# start of SUPPLIED ENTRIES
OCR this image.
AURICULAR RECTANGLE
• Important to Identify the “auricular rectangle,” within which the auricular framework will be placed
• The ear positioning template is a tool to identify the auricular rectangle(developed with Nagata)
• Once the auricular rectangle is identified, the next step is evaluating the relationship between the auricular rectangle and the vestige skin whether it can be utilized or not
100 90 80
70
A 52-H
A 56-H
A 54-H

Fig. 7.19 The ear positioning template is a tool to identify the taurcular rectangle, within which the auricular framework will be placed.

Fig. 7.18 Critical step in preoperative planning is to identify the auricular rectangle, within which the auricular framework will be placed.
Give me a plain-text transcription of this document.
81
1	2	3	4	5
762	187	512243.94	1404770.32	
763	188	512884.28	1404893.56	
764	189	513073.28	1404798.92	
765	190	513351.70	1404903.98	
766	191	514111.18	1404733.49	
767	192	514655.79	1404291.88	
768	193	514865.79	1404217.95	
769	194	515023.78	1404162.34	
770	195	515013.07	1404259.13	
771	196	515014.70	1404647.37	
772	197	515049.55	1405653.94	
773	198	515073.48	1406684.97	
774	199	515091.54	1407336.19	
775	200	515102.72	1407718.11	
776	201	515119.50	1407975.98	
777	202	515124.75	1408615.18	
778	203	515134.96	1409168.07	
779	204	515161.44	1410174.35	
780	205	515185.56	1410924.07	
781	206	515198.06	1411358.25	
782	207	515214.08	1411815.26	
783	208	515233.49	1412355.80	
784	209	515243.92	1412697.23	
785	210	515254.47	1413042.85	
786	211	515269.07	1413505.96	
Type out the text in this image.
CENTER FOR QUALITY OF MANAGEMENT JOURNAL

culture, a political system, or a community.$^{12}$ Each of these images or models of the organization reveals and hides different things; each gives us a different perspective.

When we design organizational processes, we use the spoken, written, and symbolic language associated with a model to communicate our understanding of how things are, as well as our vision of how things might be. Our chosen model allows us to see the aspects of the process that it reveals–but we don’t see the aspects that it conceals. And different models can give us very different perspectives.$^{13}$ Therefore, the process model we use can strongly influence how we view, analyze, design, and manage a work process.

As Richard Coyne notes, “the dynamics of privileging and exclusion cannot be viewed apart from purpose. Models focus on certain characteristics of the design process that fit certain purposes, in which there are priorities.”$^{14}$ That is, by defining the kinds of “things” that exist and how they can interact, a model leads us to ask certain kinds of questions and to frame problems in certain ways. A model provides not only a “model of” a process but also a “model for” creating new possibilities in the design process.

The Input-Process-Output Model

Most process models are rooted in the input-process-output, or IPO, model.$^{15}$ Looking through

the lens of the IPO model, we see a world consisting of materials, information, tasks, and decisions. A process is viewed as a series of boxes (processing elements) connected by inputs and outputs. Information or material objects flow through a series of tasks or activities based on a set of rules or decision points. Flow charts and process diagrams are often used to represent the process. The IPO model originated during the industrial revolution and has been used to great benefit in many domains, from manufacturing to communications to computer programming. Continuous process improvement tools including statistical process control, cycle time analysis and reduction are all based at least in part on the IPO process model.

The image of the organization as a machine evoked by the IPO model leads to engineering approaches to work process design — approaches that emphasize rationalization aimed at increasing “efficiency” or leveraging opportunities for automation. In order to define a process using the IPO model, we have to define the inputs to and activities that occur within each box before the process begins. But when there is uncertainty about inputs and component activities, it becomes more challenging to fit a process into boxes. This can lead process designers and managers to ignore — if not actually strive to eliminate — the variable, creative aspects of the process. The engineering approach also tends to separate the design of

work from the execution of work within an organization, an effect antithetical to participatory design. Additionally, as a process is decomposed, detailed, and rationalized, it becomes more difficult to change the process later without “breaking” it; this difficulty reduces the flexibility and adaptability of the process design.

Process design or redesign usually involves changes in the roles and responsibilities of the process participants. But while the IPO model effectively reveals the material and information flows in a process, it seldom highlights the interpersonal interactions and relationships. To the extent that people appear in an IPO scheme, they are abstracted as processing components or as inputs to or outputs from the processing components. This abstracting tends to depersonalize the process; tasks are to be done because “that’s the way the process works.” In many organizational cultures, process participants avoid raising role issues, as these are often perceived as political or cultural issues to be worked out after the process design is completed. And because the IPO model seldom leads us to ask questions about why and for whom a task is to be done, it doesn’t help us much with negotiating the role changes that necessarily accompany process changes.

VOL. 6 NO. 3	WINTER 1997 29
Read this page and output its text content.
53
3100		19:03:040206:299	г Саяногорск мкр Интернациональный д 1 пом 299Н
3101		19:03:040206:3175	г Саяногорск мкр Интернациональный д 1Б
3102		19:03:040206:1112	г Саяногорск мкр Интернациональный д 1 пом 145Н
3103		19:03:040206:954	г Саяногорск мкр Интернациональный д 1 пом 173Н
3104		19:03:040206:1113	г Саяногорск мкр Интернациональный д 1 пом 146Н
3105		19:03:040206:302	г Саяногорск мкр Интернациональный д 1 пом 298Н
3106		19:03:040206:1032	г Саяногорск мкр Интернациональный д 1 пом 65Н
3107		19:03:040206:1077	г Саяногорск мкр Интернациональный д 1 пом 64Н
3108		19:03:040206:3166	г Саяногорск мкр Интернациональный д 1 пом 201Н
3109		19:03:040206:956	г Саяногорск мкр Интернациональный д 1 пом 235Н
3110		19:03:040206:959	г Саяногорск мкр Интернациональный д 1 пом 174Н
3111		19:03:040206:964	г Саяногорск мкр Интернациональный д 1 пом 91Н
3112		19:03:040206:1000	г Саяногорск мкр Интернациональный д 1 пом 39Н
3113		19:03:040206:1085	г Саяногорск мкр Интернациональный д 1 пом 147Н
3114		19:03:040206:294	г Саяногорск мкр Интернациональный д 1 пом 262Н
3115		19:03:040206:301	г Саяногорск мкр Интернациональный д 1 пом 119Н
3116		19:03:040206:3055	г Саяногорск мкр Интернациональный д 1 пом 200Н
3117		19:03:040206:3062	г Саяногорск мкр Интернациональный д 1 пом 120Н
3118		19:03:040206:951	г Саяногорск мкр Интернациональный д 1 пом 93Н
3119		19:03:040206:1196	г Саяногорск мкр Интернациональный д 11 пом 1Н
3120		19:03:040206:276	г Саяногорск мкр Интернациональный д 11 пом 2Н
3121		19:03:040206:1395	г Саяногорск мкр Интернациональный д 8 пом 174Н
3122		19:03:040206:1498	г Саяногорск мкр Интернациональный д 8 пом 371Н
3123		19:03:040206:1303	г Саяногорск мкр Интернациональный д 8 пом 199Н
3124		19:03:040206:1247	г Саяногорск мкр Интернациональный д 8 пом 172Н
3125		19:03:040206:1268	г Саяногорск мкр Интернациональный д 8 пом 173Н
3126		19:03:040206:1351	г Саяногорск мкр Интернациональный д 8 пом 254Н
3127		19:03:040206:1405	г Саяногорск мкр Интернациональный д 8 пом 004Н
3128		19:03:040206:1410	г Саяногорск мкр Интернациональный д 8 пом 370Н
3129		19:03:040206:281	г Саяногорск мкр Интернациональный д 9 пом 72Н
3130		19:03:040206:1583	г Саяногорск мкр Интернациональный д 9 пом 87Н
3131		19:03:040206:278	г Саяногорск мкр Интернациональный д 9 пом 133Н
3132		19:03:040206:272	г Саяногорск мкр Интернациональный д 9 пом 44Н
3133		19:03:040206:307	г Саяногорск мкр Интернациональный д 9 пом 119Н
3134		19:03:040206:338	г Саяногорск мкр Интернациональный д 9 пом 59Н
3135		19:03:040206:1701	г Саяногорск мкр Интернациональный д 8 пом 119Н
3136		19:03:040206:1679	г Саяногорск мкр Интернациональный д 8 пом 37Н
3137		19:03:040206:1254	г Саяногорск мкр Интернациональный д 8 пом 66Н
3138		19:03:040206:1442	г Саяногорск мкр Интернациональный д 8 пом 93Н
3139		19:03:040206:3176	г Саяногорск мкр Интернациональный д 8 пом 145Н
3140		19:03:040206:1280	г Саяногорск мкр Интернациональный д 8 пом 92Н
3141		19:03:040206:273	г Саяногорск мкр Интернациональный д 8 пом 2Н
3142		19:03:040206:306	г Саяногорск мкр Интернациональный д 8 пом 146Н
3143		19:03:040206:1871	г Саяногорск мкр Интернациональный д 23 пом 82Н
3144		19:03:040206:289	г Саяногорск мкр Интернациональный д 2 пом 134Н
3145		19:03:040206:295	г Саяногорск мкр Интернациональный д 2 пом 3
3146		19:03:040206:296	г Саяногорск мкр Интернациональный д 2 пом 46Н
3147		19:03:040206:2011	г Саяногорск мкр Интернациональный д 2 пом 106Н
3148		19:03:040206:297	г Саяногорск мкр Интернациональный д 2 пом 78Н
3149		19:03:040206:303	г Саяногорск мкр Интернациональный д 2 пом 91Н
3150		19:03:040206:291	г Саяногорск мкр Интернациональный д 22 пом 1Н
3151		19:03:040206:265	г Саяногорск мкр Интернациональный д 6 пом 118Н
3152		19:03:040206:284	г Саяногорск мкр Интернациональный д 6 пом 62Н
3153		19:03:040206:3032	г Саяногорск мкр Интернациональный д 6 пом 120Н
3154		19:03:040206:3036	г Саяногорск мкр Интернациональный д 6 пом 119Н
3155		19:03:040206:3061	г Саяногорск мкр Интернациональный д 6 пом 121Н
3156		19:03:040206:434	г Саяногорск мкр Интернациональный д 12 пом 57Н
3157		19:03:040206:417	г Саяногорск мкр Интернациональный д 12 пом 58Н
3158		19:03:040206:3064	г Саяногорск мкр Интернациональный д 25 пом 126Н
# end of SUPPLIED ENTRIES
**TASK DETAILS**
Identify lines with the string "step". Copy each one.

**RESULT BELOW**
• Once the auricular rectangle is identified, the next step is evaluating the relationship between the auricular rectangle and the vestige skin whether it can be utilized or not
Fig. 7.18 Critical step in preoperative planning is to identify the auricular rectangle, within which the auricular framework will be placed.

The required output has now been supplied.